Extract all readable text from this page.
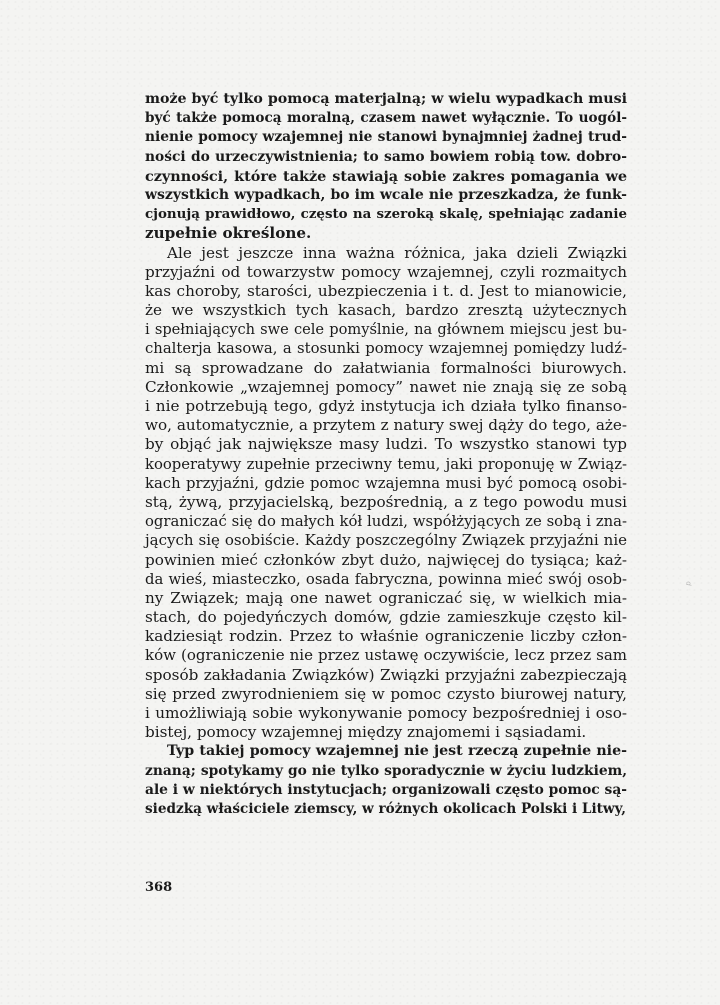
może być tylko pomocą materjalną; w wielu wypadkach musi
być także pomocą moralną, czasem nawet wyłącznie. To uogól-
nienie pomocy wzajemnej nie stanowi bynajmniej żadnej trud-
ności do urzeczywistnienia; to samo bowiem robią tow. dobro-
czynności, które także stawiają sobie zakres pomagania we
wszystkich wypadkach, bo im wcale nie przeszkadza, że funk-
cjonują prawidłowo, często na szeroką skalę, spełniając zadanie
zupełnie określone.
Ale jest jeszcze inna ważna różnica, jaka dzieli Związki
przyjaźni od towarzystw pomocy wzajemnej, czyli rozmaitych
kas choroby, starości, ubezpieczenia i t. d. Jest to mianowicie,
że we wszystkich tych kasach, bardzo zresztą użytecznych
i spełniających swe cele pomyślnie, na głównem miejscu jest bu-
chalterja kasowa, a stosunki pomocy wzajemnej pomiędzy ludź-
mi są sprowadzane do załatwiania formalności biurowych.
Członkowie „wzajemnej pomocy” nawet nie znają się ze sobą
i nie potrzebują tego, gdyż instytucja ich działa tylko finanso-
wo, automatycznie, a przytem z natury swej dąży do tego, aże-
by objąć jak największe masy ludzi. To wszystko stanowi typ
kooperatywy zupełnie przeciwny temu, jaki proponuję w Związ-
kach przyjaźni, gdzie pomoc wzajemna musi być pomocą osobi-
stą, żywą, przyjacielską, bezpośrednią, a z tego powodu musi
ograniczać się do małych kół ludzi, współżyjących ze sobą i zna-
jących się osobiście. Każdy poszczególny Związek przyjaźni nie
powinien mieć członków zbyt dużo, najwięcej do tysiąca; każ-
da wieś, miasteczko, osada fabryczna, powinna mieć swój osob-
ny Związek; mają one nawet ograniczać się, w wielkich mia-
stach, do pojedyńczych domów, gdzie zamieszkuje często kil-
kadziesiąt rodzin. Przez to właśnie ograniczenie liczby człon-
ków (ograniczenie nie przez ustawę oczywiście, lecz przez sam
sposób zakładania Związków) Związki przyjaźni zabezpieczają
się przed zwyrodnieniem się w pomoc czysto biurowej natury,
i umożliwiają sobie wykonywanie pomocy bezpośredniej i oso-
bistej, pomocy wzajemnej między znajomemi i sąsiadami.
Typ takiej pomocy wzajemnej nie jest rzeczą zupełnie nie-
znaną; spotykamy go nie tylko sporadycznie w życiu ludzkiem,
ale i w niektórych instytucjach; organizowali często pomoc są-
siedzką właściciele ziemscy, w różnych okolicach Polski i Litwy,
368
p
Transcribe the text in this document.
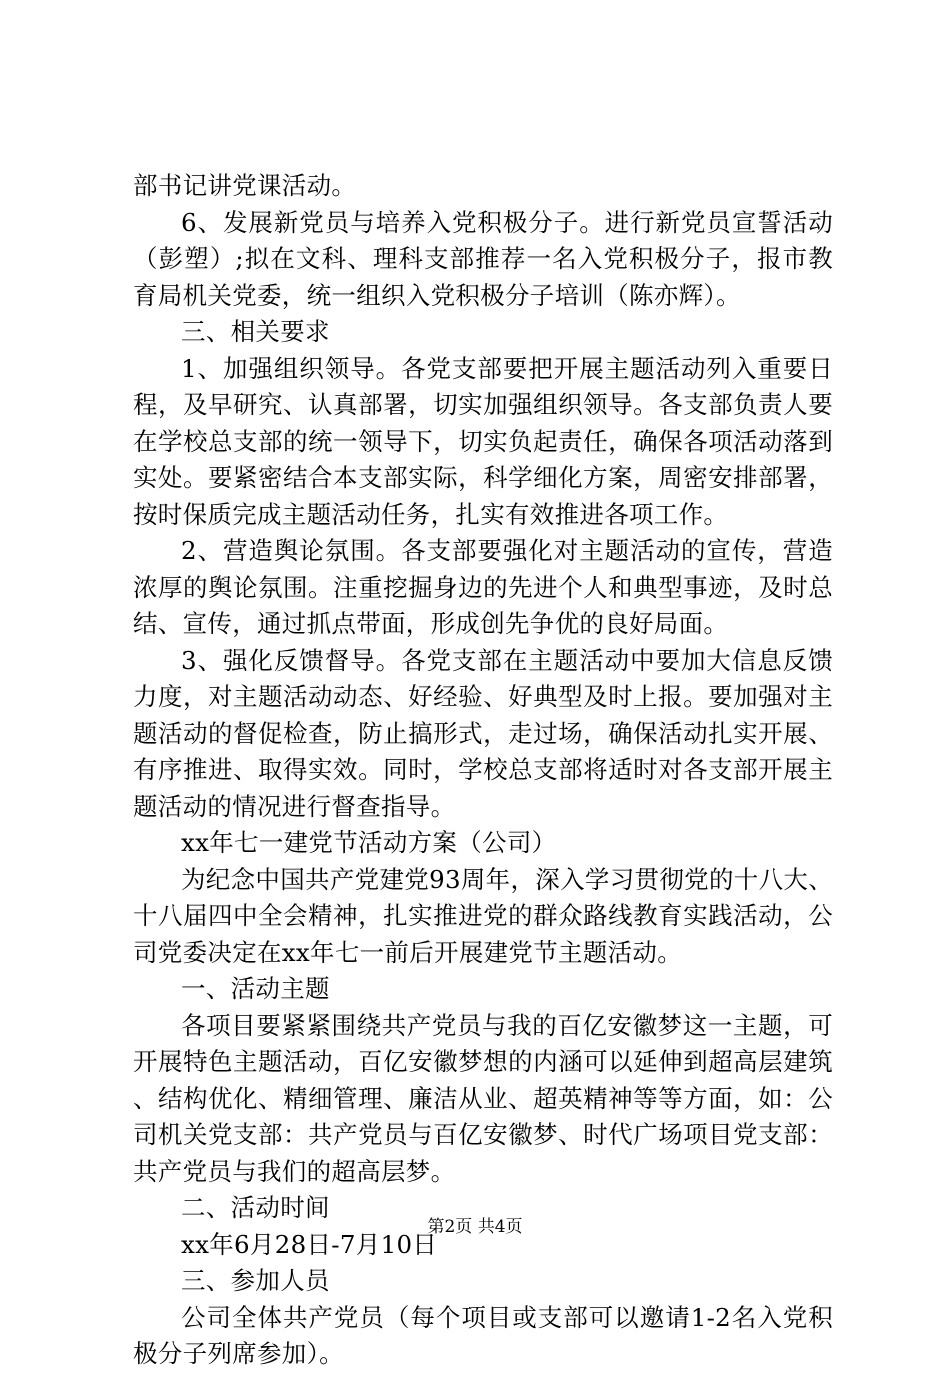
部书记讲党课活动。

6、发展新党员与培养入党积极分子。进行新党员宣誓活动（彭塑）;拟在文科、理科支部推荐一名入党积极分子，报市教育局机关党委，统一组织入党积极分子培训（陈亦辉）。

三、相关要求

1、加强组织领导。各党支部要把开展主题活动列入重要日程，及早研究、认真部署，切实加强组织领导。各支部负责人要在学校总支部的统一领导下，切实负起责任，确保各项活动落到实处。要紧密结合本支部实际，科学细化方案，周密安排部署，按时保质完成主题活动任务，扎实有效推进各项工作。

2、营造舆论氛围。各支部要强化对主题活动的宣传，营造浓厚的舆论氛围。注重挖掘身边的先进个人和典型事迹，及时总结、宣传，通过抓点带面，形成创先争优的良好局面。

3、强化反馈督导。各党支部在主题活动中要加大信息反馈力度，对主题活动动态、好经验、好典型及时上报。要加强对主题活动的督促检查，防止搞形式，走过场，确保活动扎实开展、有序推进、取得实效。同时，学校总支部将适时对各支部开展主题活动的情况进行督查指导。

xx年七一建党节活动方案（公司）

为纪念中国共产党建党93周年，深入学习贯彻党的十八大、十八届四中全会精神，扎实推进党的群众路线教育实践活动，公司党委决定在xx年七一前后开展建党节主题活动。

一、活动主题

各项目要紧紧围绕共产党员与我的百亿安徽梦这一主题，可开展特色主题活动，百亿安徽梦想的内涵可以延伸到超高层建筑、结构优化、精细管理、廉洁从业、超英精神等等方面，如：公司机关党支部：共产党员与百亿安徽梦、时代广场项目党支部：共产党员与我们的超高层梦。

二、活动时间

xx年6月28日-7月10日

三、参加人员

公司全体共产党员（每个项目或支部可以邀请1-2名入党积极分子列席参加）。

第2页 共4页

WHAT YOU HAVE TO DO
Restate the records word for word, omitting images.

FINISHED EXERCISE
Extract all readable text from this page.
może być tylko pomocą materjalną; w wielu wypadkach musi
być także pomocą moralną, czasem nawet wyłącznie. To uogól-
nienie pomocy wzajemnej nie stanowi bynajmniej żadnej trud-
ności do urzeczywistnienia; to samo bowiem robią tow. dobro-
czynności, które także stawiają sobie zakres pomagania we
wszystkich wypadkach, bo im wcale nie przeszkadza, że funk-
cjonują prawidłowo, często na szeroką skalę, spełniając zadanie
zupełnie określone.
Ale jest jeszcze inna ważna różnica, jaka dzieli Związki
przyjaźni od towarzystw pomocy wzajemnej, czyli rozmaitych
kas choroby, starości, ubezpieczenia i t. d. Jest to mianowicie,
że we wszystkich tych kasach, bardzo zresztą użytecznych
i spełniających swe cele pomyślnie, na głównem miejscu jest bu-
chalterja kasowa, a stosunki pomocy wzajemnej pomiędzy ludź-
mi są sprowadzane do załatwiania formalności biurowych.
Członkowie „wzajemnej pomocy” nawet nie znają się ze sobą
i nie potrzebują tego, gdyż instytucja ich działa tylko finanso-
wo, automatycznie, a przytem z natury swej dąży do tego, aże-
by objąć jak największe masy ludzi. To wszystko stanowi typ
kooperatywy zupełnie przeciwny temu, jaki proponuję w Związ-
kach przyjaźni, gdzie pomoc wzajemna musi być pomocą osobi-
stą, żywą, przyjacielską, bezpośrednią, a z tego powodu musi
ograniczać się do małych kół ludzi, współżyjących ze sobą i zna-
jących się osobiście. Każdy poszczególny Związek przyjaźni nie
powinien mieć członków zbyt dużo, najwięcej do tysiąca; każ-
da wieś, miasteczko, osada fabryczna, powinna mieć swój osob-
ny Związek; mają one nawet ograniczać się, w wielkich mia-
stach, do pojedyńczych domów, gdzie zamieszkuje często kil-
kadziesiąt rodzin. Przez to właśnie ograniczenie liczby człon-
ków (ograniczenie nie przez ustawę oczywiście, lecz przez sam
sposób zakładania Związków) Związki przyjaźni zabezpieczają
się przed zwyrodnieniem się w pomoc czysto biurowej natury,
i umożliwiają sobie wykonywanie pomocy bezpośredniej i oso-
bistej, pomocy wzajemnej między znajomemi i sąsiadami.
Typ takiej pomocy wzajemnej nie jest rzeczą zupełnie nie-
znaną; spotykamy go nie tylko sporadycznie w życiu ludzkiem,
ale i w niektórych instytucjach; organizowali często pomoc są-
siedzką właściciele ziemscy, w różnych okolicach Polski i Litwy,
368
p
Transcribe the text in this document.
部书记讲党课活动。

6、发展新党员与培养入党积极分子。进行新党员宣誓活动（彭塑）;拟在文科、理科支部推荐一名入党积极分子，报市教育局机关党委，统一组织入党积极分子培训（陈亦辉）。

三、相关要求

1、加强组织领导。各党支部要把开展主题活动列入重要日程，及早研究、认真部署，切实加强组织领导。各支部负责人要在学校总支部的统一领导下，切实负起责任，确保各项活动落到实处。要紧密结合本支部实际，科学细化方案，周密安排部署，按时保质完成主题活动任务，扎实有效推进各项工作。

2、营造舆论氛围。各支部要强化对主题活动的宣传，营造浓厚的舆论氛围。注重挖掘身边的先进个人和典型事迹，及时总结、宣传，通过抓点带面，形成创先争优的良好局面。

3、强化反馈督导。各党支部在主题活动中要加大信息反馈力度，对主题活动动态、好经验、好典型及时上报。要加强对主题活动的督促检查，防止搞形式，走过场，确保活动扎实开展、有序推进、取得实效。同时，学校总支部将适时对各支部开展主题活动的情况进行督查指导。

xx年七一建党节活动方案（公司）

为纪念中国共产党建党93周年，深入学习贯彻党的十八大、十八届四中全会精神，扎实推进党的群众路线教育实践活动，公司党委决定在xx年七一前后开展建党节主题活动。

一、活动主题

各项目要紧紧围绕共产党员与我的百亿安徽梦这一主题，可开展特色主题活动，百亿安徽梦想的内涵可以延伸到超高层建筑、结构优化、精细管理、廉洁从业、超英精神等等方面，如：公司机关党支部：共产党员与百亿安徽梦、时代广场项目党支部：共产党员与我们的超高层梦。

二、活动时间

xx年6月28日-7月10日

三、参加人员

公司全体共产党员（每个项目或支部可以邀请1-2名入党积极分子列席参加）。

第2页 共4页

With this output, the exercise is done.